— WHAT NEEDS TO BE DONE —
In the records below, count the lines that contain the string "label", matching case exactly. Reply with the number alone.

— EXERCISE INPUT —
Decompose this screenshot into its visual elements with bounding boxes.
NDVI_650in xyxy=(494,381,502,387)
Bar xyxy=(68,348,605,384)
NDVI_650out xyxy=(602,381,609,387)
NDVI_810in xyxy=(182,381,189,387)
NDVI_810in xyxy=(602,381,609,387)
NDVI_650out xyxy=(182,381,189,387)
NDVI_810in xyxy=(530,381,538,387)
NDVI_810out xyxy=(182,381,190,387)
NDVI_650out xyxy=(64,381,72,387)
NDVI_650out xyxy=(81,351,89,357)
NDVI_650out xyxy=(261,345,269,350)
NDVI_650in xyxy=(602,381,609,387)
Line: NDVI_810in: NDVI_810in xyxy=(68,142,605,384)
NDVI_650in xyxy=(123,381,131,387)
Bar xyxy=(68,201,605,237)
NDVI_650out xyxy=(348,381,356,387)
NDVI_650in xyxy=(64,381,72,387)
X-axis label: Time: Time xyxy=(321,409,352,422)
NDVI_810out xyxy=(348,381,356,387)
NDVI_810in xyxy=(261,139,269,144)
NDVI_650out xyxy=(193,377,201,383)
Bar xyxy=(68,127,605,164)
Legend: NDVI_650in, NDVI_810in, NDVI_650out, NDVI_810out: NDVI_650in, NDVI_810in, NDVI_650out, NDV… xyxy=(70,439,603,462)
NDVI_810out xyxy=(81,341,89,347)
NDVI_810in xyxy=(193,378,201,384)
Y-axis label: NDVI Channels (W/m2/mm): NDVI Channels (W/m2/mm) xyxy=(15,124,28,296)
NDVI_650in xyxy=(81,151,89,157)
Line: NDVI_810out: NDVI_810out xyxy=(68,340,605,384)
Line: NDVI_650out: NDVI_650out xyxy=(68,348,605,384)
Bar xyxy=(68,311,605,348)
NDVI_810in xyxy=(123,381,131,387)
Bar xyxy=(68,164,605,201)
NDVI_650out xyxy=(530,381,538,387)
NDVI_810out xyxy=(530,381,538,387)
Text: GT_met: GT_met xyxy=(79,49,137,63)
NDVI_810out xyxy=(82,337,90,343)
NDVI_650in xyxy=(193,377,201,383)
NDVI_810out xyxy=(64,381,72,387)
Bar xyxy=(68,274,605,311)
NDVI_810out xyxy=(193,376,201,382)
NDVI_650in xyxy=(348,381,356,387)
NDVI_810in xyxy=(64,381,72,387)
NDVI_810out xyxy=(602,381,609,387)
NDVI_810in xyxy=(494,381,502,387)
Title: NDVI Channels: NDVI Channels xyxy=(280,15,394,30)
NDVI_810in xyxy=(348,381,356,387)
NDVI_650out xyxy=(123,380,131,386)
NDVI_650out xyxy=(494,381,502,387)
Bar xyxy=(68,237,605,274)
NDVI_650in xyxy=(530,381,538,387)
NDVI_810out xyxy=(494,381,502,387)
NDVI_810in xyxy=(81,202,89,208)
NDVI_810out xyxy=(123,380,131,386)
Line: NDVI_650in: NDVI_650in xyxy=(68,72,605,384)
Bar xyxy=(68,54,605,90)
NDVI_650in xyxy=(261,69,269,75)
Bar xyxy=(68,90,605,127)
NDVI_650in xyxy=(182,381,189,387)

— PROBLEM SOLUTION —
2